■ **Rows from a dataset**:
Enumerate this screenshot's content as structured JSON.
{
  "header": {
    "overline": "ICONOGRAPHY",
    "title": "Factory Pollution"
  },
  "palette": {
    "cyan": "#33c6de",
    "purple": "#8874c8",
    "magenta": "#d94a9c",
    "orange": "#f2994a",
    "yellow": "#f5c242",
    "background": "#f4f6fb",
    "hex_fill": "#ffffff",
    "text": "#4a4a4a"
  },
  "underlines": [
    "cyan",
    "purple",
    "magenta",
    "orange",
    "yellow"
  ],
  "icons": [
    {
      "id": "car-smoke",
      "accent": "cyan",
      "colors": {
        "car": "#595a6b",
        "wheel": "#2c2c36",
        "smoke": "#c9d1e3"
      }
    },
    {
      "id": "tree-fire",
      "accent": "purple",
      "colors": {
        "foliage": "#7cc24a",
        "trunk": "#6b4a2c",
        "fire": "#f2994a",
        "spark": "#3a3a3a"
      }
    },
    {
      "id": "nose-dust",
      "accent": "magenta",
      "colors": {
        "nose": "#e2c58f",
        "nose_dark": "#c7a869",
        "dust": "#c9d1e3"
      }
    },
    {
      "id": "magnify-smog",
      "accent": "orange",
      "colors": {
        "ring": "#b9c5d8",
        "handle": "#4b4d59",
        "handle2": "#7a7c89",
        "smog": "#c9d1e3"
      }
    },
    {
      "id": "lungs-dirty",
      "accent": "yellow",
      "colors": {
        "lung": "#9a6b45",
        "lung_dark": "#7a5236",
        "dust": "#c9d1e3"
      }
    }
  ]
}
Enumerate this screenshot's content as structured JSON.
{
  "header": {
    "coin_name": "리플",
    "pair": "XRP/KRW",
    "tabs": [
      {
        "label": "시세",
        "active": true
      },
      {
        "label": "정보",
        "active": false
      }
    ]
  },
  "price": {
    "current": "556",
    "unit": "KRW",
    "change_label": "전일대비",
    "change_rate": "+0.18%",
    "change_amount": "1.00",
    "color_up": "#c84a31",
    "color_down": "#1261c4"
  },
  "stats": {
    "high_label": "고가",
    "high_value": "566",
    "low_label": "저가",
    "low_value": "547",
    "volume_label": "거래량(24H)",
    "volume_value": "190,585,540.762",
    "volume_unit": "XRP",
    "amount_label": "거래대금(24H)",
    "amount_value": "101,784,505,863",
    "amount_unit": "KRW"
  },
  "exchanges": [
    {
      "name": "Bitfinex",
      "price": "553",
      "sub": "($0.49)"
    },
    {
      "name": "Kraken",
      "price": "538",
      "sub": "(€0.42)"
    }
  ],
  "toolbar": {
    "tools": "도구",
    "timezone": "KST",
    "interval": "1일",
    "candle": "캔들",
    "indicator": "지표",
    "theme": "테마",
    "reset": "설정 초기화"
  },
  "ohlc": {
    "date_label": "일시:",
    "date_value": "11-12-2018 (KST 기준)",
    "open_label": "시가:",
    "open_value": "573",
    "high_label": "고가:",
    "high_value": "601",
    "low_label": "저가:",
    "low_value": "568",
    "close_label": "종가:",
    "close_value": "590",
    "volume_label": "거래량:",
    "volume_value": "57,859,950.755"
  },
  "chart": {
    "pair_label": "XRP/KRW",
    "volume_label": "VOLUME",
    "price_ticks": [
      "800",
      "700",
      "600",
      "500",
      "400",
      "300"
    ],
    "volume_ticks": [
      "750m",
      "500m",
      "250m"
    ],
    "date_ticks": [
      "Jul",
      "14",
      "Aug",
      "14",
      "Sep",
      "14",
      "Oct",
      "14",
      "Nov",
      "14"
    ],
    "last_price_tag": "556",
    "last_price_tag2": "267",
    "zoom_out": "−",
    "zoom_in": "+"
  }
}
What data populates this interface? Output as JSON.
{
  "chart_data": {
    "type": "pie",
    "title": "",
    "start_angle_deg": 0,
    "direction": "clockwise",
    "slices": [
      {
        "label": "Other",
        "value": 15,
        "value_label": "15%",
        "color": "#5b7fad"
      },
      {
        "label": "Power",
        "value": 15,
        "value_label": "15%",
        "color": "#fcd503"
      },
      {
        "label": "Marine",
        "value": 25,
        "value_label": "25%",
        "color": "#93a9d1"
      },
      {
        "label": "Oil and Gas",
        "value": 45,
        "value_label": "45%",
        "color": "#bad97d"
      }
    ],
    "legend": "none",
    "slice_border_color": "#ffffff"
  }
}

■ **What to do**: Copy each line of the data above without altering a single character.

■ **Finished answer**:
Enumerate this screenshot's content as structured JSON.
{
  "header": {
    "overline": "ICONOGRAPHY",
    "title": "Factory Pollution"
  },
  "palette": {
    "cyan": "#33c6de",
    "purple": "#8874c8",
    "magenta": "#d94a9c",
    "orange": "#f2994a",
    "yellow": "#f5c242",
    "background": "#f4f6fb",
    "hex_fill": "#ffffff",
    "text": "#4a4a4a"
  },
  "underlines": [
    "cyan",
    "purple",
    "magenta",
    "orange",
    "yellow"
  ],
  "icons": [
    {
      "id": "car-smoke",
      "accent": "cyan",
      "colors": {
        "car": "#595a6b",
        "wheel": "#2c2c36",
        "smoke": "#c9d1e3"
      }
    },
    {
      "id": "tree-fire",
      "accent": "purple",
      "colors": {
        "foliage": "#7cc24a",
        "trunk": "#6b4a2c",
        "fire": "#f2994a",
        "spark": "#3a3a3a"
      }
    },
    {
      "id": "nose-dust",
      "accent": "magenta",
      "colors": {
        "nose": "#e2c58f",
        "nose_dark": "#c7a869",
        "dust": "#c9d1e3"
      }
    },
    {
      "id": "magnify-smog",
      "accent": "orange",
      "colors": {
        "ring": "#b9c5d8",
        "handle": "#4b4d59",
        "handle2": "#7a7c89",
        "smog": "#c9d1e3"
      }
    },
    {
      "id": "lungs-dirty",
      "accent": "yellow",
      "colors": {
        "lung": "#9a6b45",
        "lung_dark": "#7a5236",
        "dust": "#c9d1e3"
      }
    }
  ]
}
Enumerate this screenshot's content as structured JSON.
{
  "header": {
    "coin_name": "리플",
    "pair": "XRP/KRW",
    "tabs": [
      {
        "label": "시세",
        "active": true
      },
      {
        "label": "정보",
        "active": false
      }
    ]
  },
  "price": {
    "current": "556",
    "unit": "KRW",
    "change_label": "전일대비",
    "change_rate": "+0.18%",
    "change_amount": "1.00",
    "color_up": "#c84a31",
    "color_down": "#1261c4"
  },
  "stats": {
    "high_label": "고가",
    "high_value": "566",
    "low_label": "저가",
    "low_value": "547",
    "volume_label": "거래량(24H)",
    "volume_value": "190,585,540.762",
    "volume_unit": "XRP",
    "amount_label": "거래대금(24H)",
    "amount_value": "101,784,505,863",
    "amount_unit": "KRW"
  },
  "exchanges": [
    {
      "name": "Bitfinex",
      "price": "553",
      "sub": "($0.49)"
    },
    {
      "name": "Kraken",
      "price": "538",
      "sub": "(€0.42)"
    }
  ],
  "toolbar": {
    "tools": "도구",
    "timezone": "KST",
    "interval": "1일",
    "candle": "캔들",
    "indicator": "지표",
    "theme": "테마",
    "reset": "설정 초기화"
  },
  "ohlc": {
    "date_label": "일시:",
    "date_value": "11-12-2018 (KST 기준)",
    "open_label": "시가:",
    "open_value": "573",
    "high_label": "고가:",
    "high_value": "601",
    "low_label": "저가:",
    "low_value": "568",
    "close_label": "종가:",
    "close_value": "590",
    "volume_label": "거래량:",
    "volume_value": "57,859,950.755"
  },
  "chart": {
    "pair_label": "XRP/KRW",
    "volume_label": "VOLUME",
    "price_ticks": [
      "800",
      "700",
      "600",
      "500",
      "400",
      "300"
    ],
    "volume_ticks": [
      "750m",
      "500m",
      "250m"
    ],
    "date_ticks": [
      "Jul",
      "14",
      "Aug",
      "14",
      "Sep",
      "14",
      "Oct",
      "14",
      "Nov",
      "14"
    ],
    "last_price_tag": "556",
    "last_price_tag2": "267",
    "zoom_out": "−",
    "zoom_in": "+"
  }
}
What data populates this interface? Output as JSON.
{
  "chart_data": {
    "type": "pie",
    "title": "",
    "start_angle_deg": 0,
    "direction": "clockwise",
    "slices": [
      {
        "label": "Other",
        "value": 15,
        "value_label": "15%",
        "color": "#5b7fad"
      },
      {
        "label": "Power",
        "value": 15,
        "value_label": "15%",
        "color": "#fcd503"
      },
      {
        "label": "Marine",
        "value": 25,
        "value_label": "25%",
        "color": "#93a9d1"
      },
      {
        "label": "Oil and Gas",
        "value": 45,
        "value_label": "45%",
        "color": "#bad97d"
      }
    ],
    "legend": "none",
    "slice_border_color": "#ffffff"
  }
}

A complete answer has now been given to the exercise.